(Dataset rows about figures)

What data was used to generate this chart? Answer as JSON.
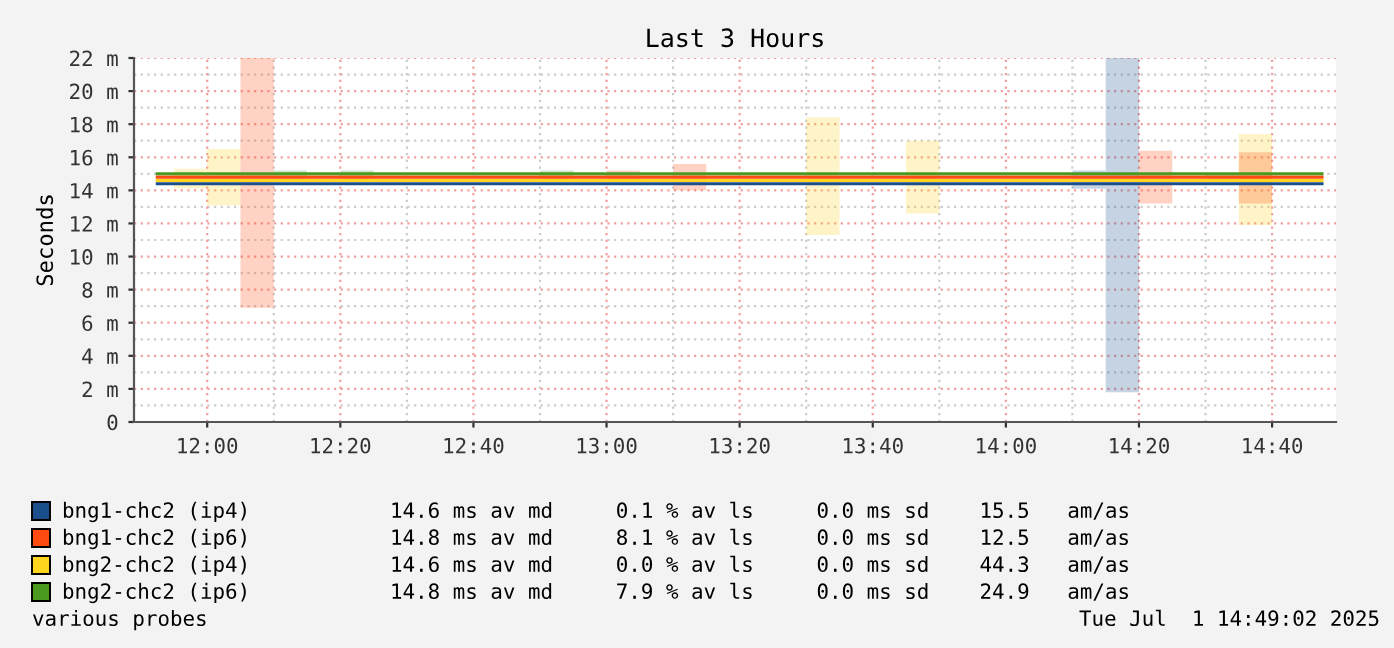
{
  "chart_data": {
    "type": "step",
    "title": "Last 3 Hours",
    "ylabel": "Seconds",
    "x": [
      11.875,
      11.9583,
      12.0417,
      12.125,
      12.2083,
      12.2917,
      12.375,
      12.4583,
      12.5417,
      12.625,
      12.7083,
      12.7917,
      12.875,
      12.9583,
      13.0417,
      13.125,
      13.2083,
      13.2917,
      13.375,
      13.4583,
      13.5417,
      13.625,
      13.7083,
      13.7917,
      13.875,
      13.9583,
      14.0417,
      14.125,
      14.2083,
      14.2917,
      14.375,
      14.4583,
      14.5417,
      14.625,
      14.7083,
      14.7917
    ],
    "series": [
      {
        "name": "bng1-chc2 (ip4)",
        "color": "#1b4f8c",
        "values": [
          14.4,
          14.4,
          14.4,
          14.4,
          14.4,
          14.4,
          14.4,
          14.4,
          14.4,
          14.4,
          14.4,
          14.4,
          14.4,
          14.4,
          14.4,
          14.4,
          14.4,
          14.4,
          14.4,
          14.4,
          14.4,
          14.4,
          14.4,
          14.4,
          14.4,
          14.4,
          14.4,
          14.4,
          14.4,
          14.4,
          14.4,
          14.4,
          14.4,
          14.4,
          14.4,
          14.4
        ],
        "lower": [
          14.4,
          14.4,
          14.4,
          14.4,
          14.4,
          14.4,
          14.4,
          14.4,
          14.4,
          14.4,
          14.4,
          14.4,
          14.4,
          14.4,
          14.4,
          14.4,
          14.4,
          14.4,
          14.4,
          14.4,
          14.4,
          14.4,
          14.4,
          14.4,
          14.4,
          14.4,
          14.4,
          14.4,
          14.1,
          1.8,
          14.4,
          14.4,
          14.4,
          14.4,
          14.4,
          14.4
        ],
        "upper": [
          14.4,
          14.4,
          14.4,
          14.4,
          14.4,
          14.4,
          14.4,
          14.4,
          14.4,
          14.4,
          14.4,
          14.4,
          14.4,
          14.4,
          14.4,
          14.4,
          14.4,
          14.4,
          14.4,
          14.4,
          14.4,
          14.4,
          14.4,
          14.4,
          14.4,
          14.4,
          14.4,
          14.4,
          15.2,
          22,
          14.4,
          14.4,
          14.4,
          14.4,
          14.4,
          14.4
        ]
      },
      {
        "name": "bng1-chc2 (ip6)",
        "color": "#ff4b12",
        "values": [
          14.8,
          14.8,
          14.8,
          14.8,
          14.8,
          14.8,
          14.8,
          14.8,
          14.8,
          14.8,
          14.8,
          14.8,
          14.8,
          14.8,
          14.8,
          14.8,
          14.8,
          14.8,
          14.8,
          14.8,
          14.8,
          14.8,
          14.8,
          14.8,
          14.8,
          14.8,
          14.8,
          14.8,
          14.8,
          14.8,
          14.8,
          14.8,
          14.8,
          14.8,
          14.8,
          14.8
        ],
        "lower": [
          14.8,
          14.8,
          14.8,
          6.9,
          14.8,
          14.8,
          14.8,
          14.8,
          14.8,
          14.8,
          14.8,
          14.8,
          14.8,
          14.8,
          14.5,
          14.8,
          14.0,
          14.8,
          14.8,
          14.8,
          14.8,
          14.8,
          14.8,
          14.8,
          14.8,
          14.8,
          14.8,
          14.8,
          14.8,
          14.8,
          13.2,
          14.8,
          14.8,
          13.2,
          14.8,
          14.8
        ],
        "upper": [
          14.8,
          14.8,
          14.8,
          22,
          14.8,
          14.8,
          14.8,
          14.8,
          14.8,
          14.8,
          14.8,
          14.8,
          14.8,
          14.8,
          15.2,
          14.8,
          15.6,
          14.8,
          14.8,
          14.8,
          14.8,
          14.8,
          14.8,
          14.8,
          14.8,
          14.8,
          14.8,
          14.8,
          14.8,
          14.8,
          16.4,
          14.8,
          14.8,
          16.3,
          14.8,
          14.8
        ]
      },
      {
        "name": "bng2-chc2 (ip4)",
        "color": "#ffd51e",
        "values": [
          14.6,
          14.6,
          14.6,
          14.6,
          14.6,
          14.6,
          14.6,
          14.6,
          14.6,
          14.6,
          14.6,
          14.6,
          14.6,
          14.6,
          14.6,
          14.6,
          14.6,
          14.6,
          14.6,
          14.6,
          14.6,
          14.6,
          14.6,
          14.6,
          14.6,
          14.6,
          14.6,
          14.6,
          14.6,
          14.6,
          14.6,
          14.6,
          14.6,
          14.6,
          14.6,
          14.6
        ],
        "lower": [
          14.6,
          14.1,
          13.1,
          14.6,
          14.6,
          14.6,
          14.6,
          14.6,
          14.6,
          14.6,
          14.6,
          14.6,
          14.6,
          14.6,
          14.6,
          14.6,
          14.6,
          14.6,
          14.6,
          14.6,
          11.3,
          14.6,
          14.6,
          12.6,
          14.6,
          14.6,
          14.6,
          14.6,
          14.6,
          14.6,
          14.6,
          14.6,
          14.6,
          11.9,
          14.6,
          14.6
        ],
        "upper": [
          14.6,
          15.3,
          16.5,
          14.6,
          14.6,
          14.6,
          14.6,
          14.6,
          14.6,
          14.6,
          14.6,
          14.6,
          14.6,
          14.6,
          14.6,
          14.6,
          14.6,
          14.6,
          14.6,
          14.6,
          18.4,
          14.6,
          14.6,
          17.0,
          14.6,
          14.6,
          14.6,
          14.6,
          14.6,
          14.6,
          14.6,
          14.6,
          14.6,
          17.4,
          14.6,
          14.6
        ]
      },
      {
        "name": "bng2-chc2 (ip6)",
        "color": "#4a9a20",
        "values": [
          15.0,
          15.0,
          15.0,
          15.0,
          15.0,
          15.0,
          15.0,
          15.0,
          15.0,
          15.0,
          15.0,
          15.0,
          15.0,
          15.0,
          15.0,
          15.0,
          15.0,
          15.0,
          15.0,
          15.0,
          15.0,
          15.0,
          15.0,
          15.0,
          15.0,
          15.0,
          15.0,
          15.0,
          15.0,
          15.0,
          15.0,
          15.0,
          15.0,
          15.0,
          15.0,
          15.0
        ],
        "lower": [
          15.0,
          15.0,
          15.0,
          15.0,
          14.5,
          15.0,
          14.6,
          15.0,
          15.0,
          15.0,
          15.0,
          15.0,
          14.5,
          15.0,
          15.0,
          15.0,
          15.0,
          15.0,
          15.0,
          15.0,
          15.0,
          15.0,
          15.0,
          15.0,
          15.0,
          15.0,
          15.0,
          15.0,
          15.0,
          15.0,
          15.0,
          15.0,
          14.5,
          15.0,
          15.0,
          15.0
        ],
        "upper": [
          15.0,
          15.0,
          15.0,
          15.0,
          15.2,
          15.0,
          15.2,
          15.0,
          15.0,
          15.0,
          15.0,
          15.0,
          15.2,
          15.0,
          15.0,
          15.0,
          15.0,
          15.0,
          15.0,
          15.0,
          15.0,
          15.0,
          15.0,
          15.0,
          15.0,
          15.0,
          15.0,
          15.0,
          15.0,
          15.0,
          15.0,
          15.0,
          15.0,
          15.0,
          15.0,
          15.0
        ]
      }
    ],
    "xlim": [
      11.8167,
      14.8267
    ],
    "xticks": [
      {
        "value": 12.0,
        "label": "12:00"
      },
      {
        "value": 12.3333,
        "label": "12:20"
      },
      {
        "value": 12.6667,
        "label": "12:40"
      },
      {
        "value": 13.0,
        "label": "13:00"
      },
      {
        "value": 13.3333,
        "label": "13:20"
      },
      {
        "value": 13.6667,
        "label": "13:40"
      },
      {
        "value": 14.0,
        "label": "14:00"
      },
      {
        "value": 14.3333,
        "label": "14:20"
      },
      {
        "value": 14.6667,
        "label": "14:40"
      }
    ],
    "ylim": [
      0,
      22
    ],
    "yticks": [
      0,
      {
        "value": 2,
        "label": "2 m"
      },
      {
        "value": 4,
        "label": "4 m"
      },
      {
        "value": 6,
        "label": "6 m"
      },
      {
        "value": 8,
        "label": "8 m"
      },
      {
        "value": 10,
        "label": "10 m"
      },
      {
        "value": 12,
        "label": "12 m"
      },
      {
        "value": 14,
        "label": "14 m"
      },
      {
        "value": 16,
        "label": "16 m"
      },
      {
        "value": 18,
        "label": "18 m"
      },
      {
        "value": 20,
        "label": "20 m"
      },
      {
        "value": 22,
        "label": "22 m"
      }
    ],
    "grid": true,
    "legend": "bottom",
    "annotations": [
      "14.6 ms av md     0.1 % av ls     0.0 ms sd    15.5   am/as",
      "14.8 ms av md     8.1 % av ls     0.0 ms sd    12.5   am/as",
      "14.6 ms av md     0.0 % av ls     0.0 ms sd    44.3   am/as",
      "14.8 ms av md     7.9 % av ls     0.0 ms sd    24.9   am/as",
      "various probes",
      "Tue Jul  1 14:49:02 2025"
    ]
  }
}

Short task — Where a line of the records above holds the word "name", copy that line.

Final answer —
        "name": "bng1-chc2 (ip4)",
        "name": "bng1-chc2 (ip6)",
        "name": "bng2-chc2 (ip4)",
        "name": "bng2-chc2 (ip6)",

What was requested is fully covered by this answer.